_Work required_
Return every line of the data below that includes the string "document".

_Data extract_
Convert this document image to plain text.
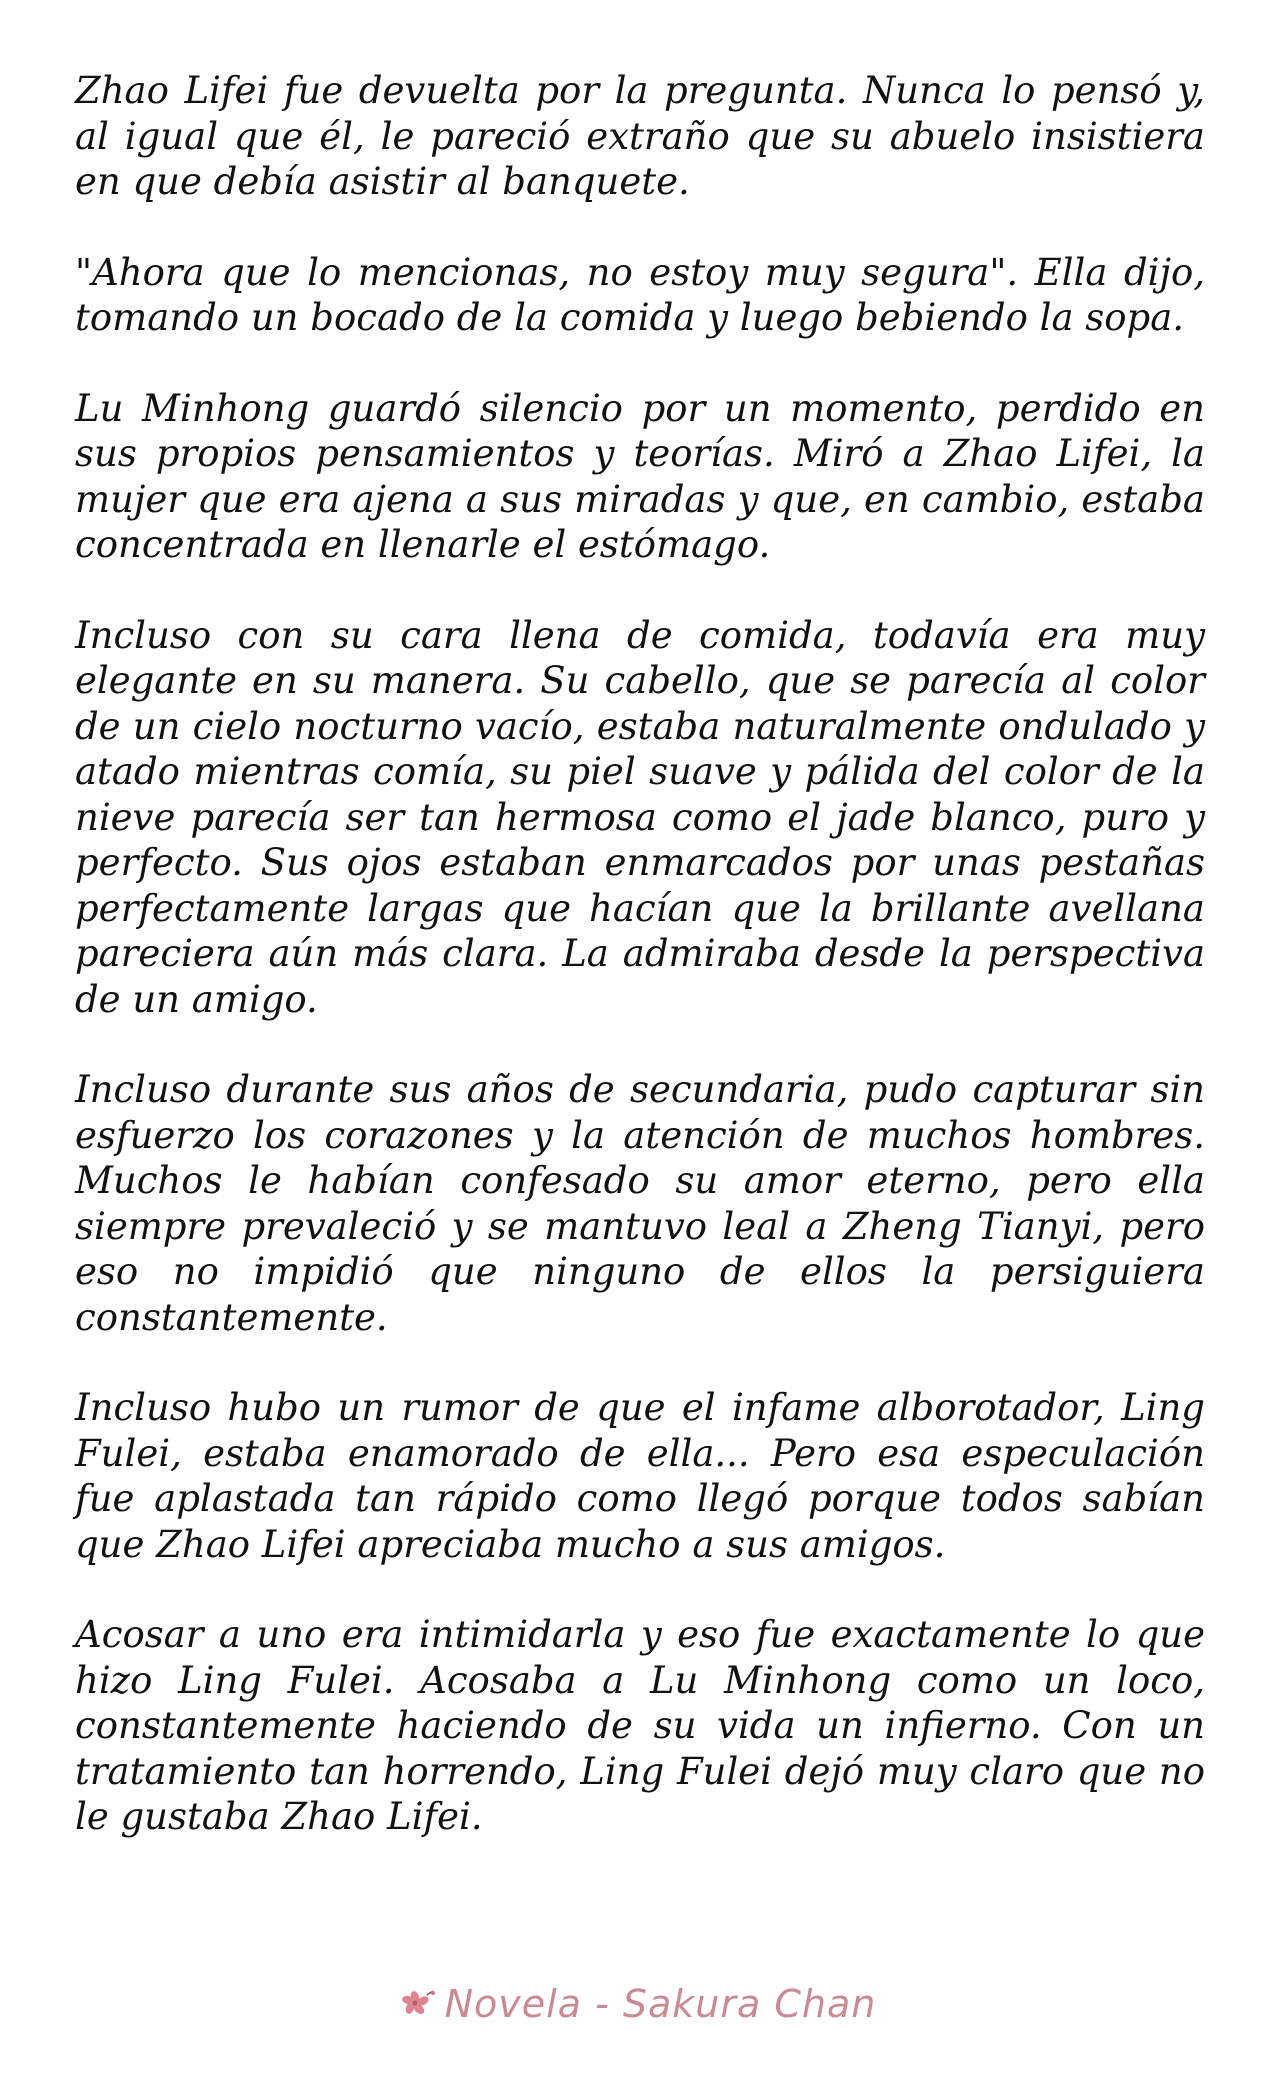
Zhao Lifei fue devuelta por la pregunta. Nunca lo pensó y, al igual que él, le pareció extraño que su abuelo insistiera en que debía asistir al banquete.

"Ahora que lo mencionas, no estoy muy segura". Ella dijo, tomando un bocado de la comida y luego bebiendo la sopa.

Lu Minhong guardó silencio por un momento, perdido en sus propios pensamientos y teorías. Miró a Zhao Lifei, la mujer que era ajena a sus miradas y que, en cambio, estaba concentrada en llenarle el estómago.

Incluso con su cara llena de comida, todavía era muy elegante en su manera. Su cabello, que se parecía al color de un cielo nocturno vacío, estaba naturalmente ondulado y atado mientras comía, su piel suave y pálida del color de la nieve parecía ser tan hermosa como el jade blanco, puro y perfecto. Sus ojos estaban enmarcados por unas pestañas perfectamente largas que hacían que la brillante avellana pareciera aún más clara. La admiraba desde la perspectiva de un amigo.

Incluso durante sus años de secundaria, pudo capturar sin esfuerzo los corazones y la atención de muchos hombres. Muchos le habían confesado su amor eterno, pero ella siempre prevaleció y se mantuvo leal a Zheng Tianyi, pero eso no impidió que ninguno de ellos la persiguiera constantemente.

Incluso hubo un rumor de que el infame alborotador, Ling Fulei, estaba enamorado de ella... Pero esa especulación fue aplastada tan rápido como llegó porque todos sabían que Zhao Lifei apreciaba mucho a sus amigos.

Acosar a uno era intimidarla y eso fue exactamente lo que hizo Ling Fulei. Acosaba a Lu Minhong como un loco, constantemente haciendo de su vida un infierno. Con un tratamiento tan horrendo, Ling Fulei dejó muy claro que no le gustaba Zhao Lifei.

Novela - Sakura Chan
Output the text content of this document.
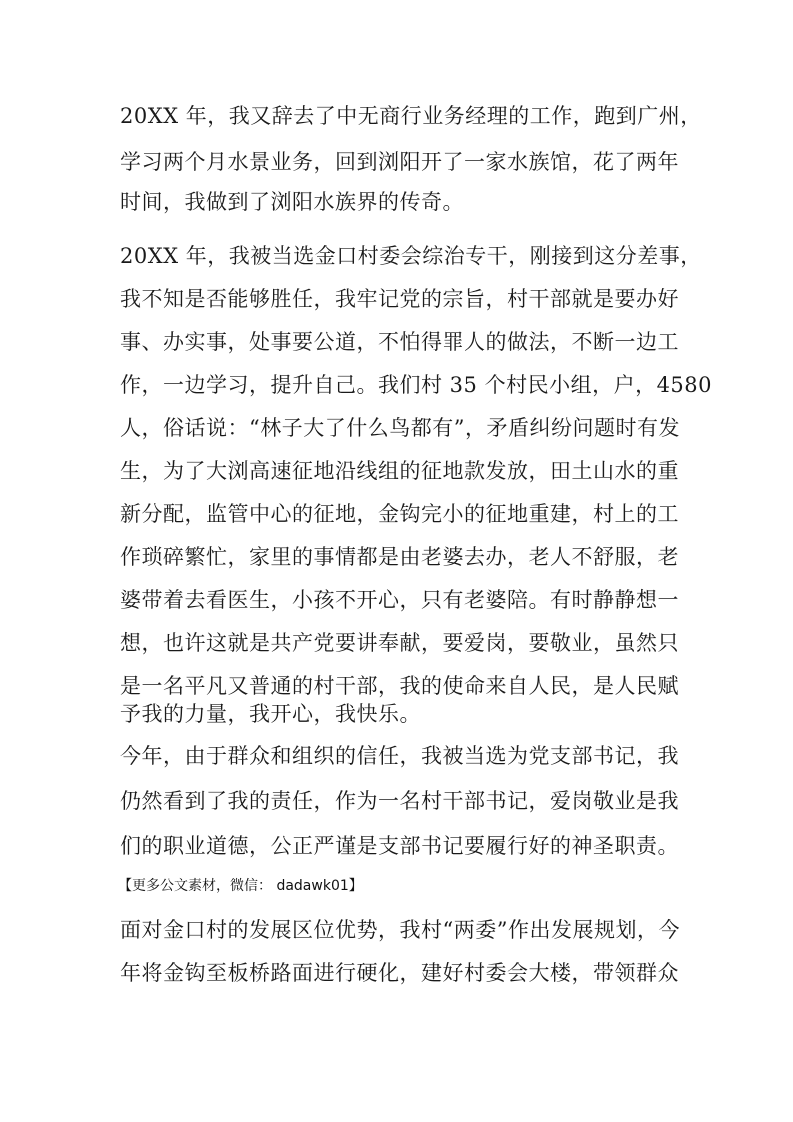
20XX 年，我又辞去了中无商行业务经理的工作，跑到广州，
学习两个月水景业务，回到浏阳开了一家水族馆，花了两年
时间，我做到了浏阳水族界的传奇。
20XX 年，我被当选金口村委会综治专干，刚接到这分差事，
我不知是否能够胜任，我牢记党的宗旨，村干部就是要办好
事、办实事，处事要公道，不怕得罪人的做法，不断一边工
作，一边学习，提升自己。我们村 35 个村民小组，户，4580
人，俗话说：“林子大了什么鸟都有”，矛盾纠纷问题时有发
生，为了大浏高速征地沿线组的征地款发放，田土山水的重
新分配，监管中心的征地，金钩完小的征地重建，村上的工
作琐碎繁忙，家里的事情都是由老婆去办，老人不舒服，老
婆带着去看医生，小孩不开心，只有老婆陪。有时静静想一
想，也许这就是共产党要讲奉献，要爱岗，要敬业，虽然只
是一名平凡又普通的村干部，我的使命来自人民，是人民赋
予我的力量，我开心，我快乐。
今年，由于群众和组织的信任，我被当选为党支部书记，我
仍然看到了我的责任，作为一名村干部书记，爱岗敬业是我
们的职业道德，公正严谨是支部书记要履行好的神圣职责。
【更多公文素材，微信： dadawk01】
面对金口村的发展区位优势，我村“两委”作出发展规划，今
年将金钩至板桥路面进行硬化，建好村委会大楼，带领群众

_Result for this exercise_
Convert this document image to plain text.
Output the text content of this document.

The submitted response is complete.